> _Exercise directions_: The listing below should be printed exactly, every line of it. Skip the pictures.

--- Material for this task ---

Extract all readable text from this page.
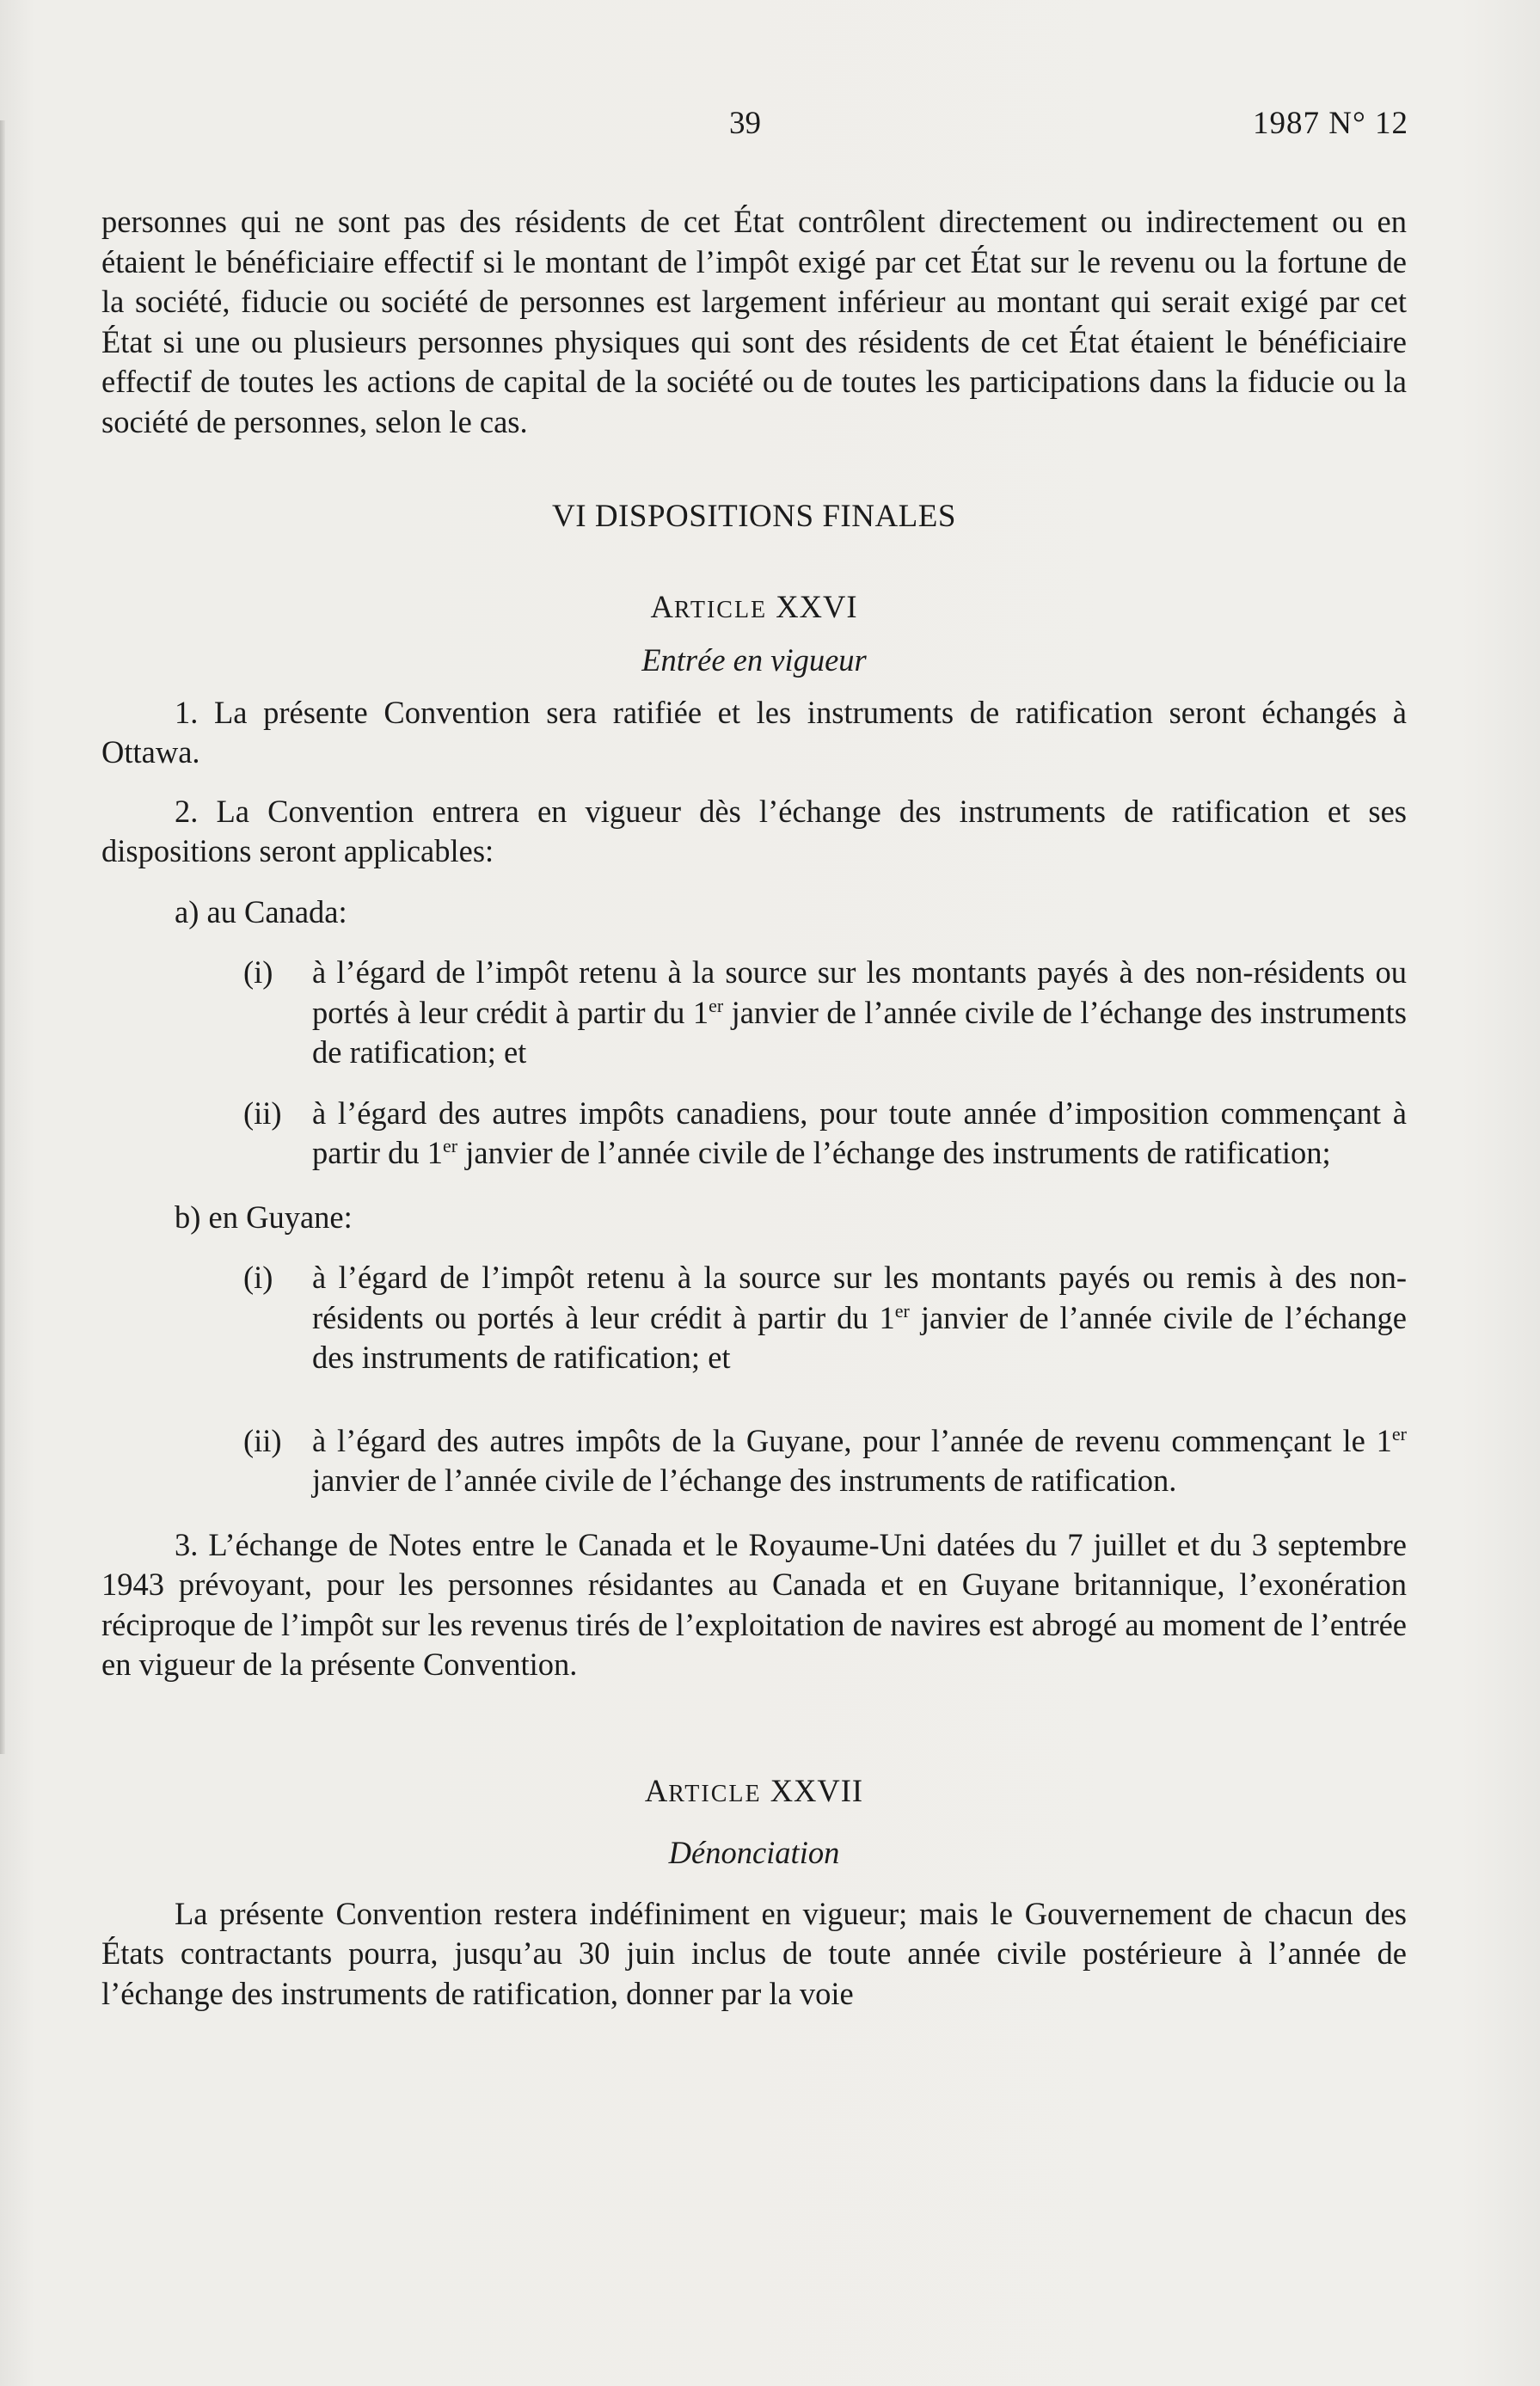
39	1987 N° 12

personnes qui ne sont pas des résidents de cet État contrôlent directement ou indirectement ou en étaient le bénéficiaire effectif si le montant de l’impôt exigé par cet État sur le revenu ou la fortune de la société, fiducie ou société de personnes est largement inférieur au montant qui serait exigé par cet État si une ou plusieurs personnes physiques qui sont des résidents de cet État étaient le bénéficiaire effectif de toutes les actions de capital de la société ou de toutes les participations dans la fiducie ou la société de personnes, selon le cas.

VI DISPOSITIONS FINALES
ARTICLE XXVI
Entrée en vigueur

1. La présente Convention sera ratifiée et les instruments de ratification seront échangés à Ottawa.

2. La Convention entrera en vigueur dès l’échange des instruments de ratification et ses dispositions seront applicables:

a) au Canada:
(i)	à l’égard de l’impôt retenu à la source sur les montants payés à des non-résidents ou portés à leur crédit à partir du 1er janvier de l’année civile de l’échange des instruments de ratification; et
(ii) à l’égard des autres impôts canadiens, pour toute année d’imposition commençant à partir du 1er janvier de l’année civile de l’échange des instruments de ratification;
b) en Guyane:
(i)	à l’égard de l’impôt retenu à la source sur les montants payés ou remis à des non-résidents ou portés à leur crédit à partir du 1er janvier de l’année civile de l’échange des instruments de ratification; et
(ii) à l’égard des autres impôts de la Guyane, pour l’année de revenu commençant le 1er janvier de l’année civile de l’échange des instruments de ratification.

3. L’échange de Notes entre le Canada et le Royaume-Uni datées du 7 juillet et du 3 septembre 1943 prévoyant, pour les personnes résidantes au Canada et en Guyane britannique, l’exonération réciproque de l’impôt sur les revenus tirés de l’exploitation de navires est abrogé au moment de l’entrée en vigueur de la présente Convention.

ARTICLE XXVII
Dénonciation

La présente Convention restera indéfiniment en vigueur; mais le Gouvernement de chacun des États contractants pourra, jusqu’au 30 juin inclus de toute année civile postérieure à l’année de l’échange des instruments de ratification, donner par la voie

---

> _Task response_:
Extract all readable text from this page.
39	1987 N° 12

personnes qui ne sont pas des résidents de cet État contrôlent directement ou indirectement ou en étaient le bénéficiaire effectif si le montant de l’impôt exigé par cet État sur le revenu ou la fortune de la société, fiducie ou société de personnes est largement inférieur au montant qui serait exigé par cet État si une ou plusieurs personnes physiques qui sont des résidents de cet État étaient le bénéficiaire effectif de toutes les actions de capital de la société ou de toutes les participations dans la fiducie ou la société de personnes, selon le cas.

VI DISPOSITIONS FINALES
ARTICLE XXVI
Entrée en vigueur

1. La présente Convention sera ratifiée et les instruments de ratification seront échangés à Ottawa.

2. La Convention entrera en vigueur dès l’échange des instruments de ratification et ses dispositions seront applicables:

a) au Canada:
(i)	à l’égard de l’impôt retenu à la source sur les montants payés à des non-résidents ou portés à leur crédit à partir du 1er janvier de l’année civile de l’échange des instruments de ratification; et
(ii) à l’égard des autres impôts canadiens, pour toute année d’imposition commençant à partir du 1er janvier de l’année civile de l’échange des instruments de ratification;
b) en Guyane:
(i)	à l’égard de l’impôt retenu à la source sur les montants payés ou remis à des non-résidents ou portés à leur crédit à partir du 1er janvier de l’année civile de l’échange des instruments de ratification; et
(ii) à l’égard des autres impôts de la Guyane, pour l’année de revenu commençant le 1er janvier de l’année civile de l’échange des instruments de ratification.

3. L’échange de Notes entre le Canada et le Royaume-Uni datées du 7 juillet et du 3 septembre 1943 prévoyant, pour les personnes résidantes au Canada et en Guyane britannique, l’exonération réciproque de l’impôt sur les revenus tirés de l’exploitation de navires est abrogé au moment de l’entrée en vigueur de la présente Convention.

ARTICLE XXVII
Dénonciation

La présente Convention restera indéfiniment en vigueur; mais le Gouvernement de chacun des États contractants pourra, jusqu’au 30 juin inclus de toute année civile postérieure à l’année de l’échange des instruments de ratification, donner par la voie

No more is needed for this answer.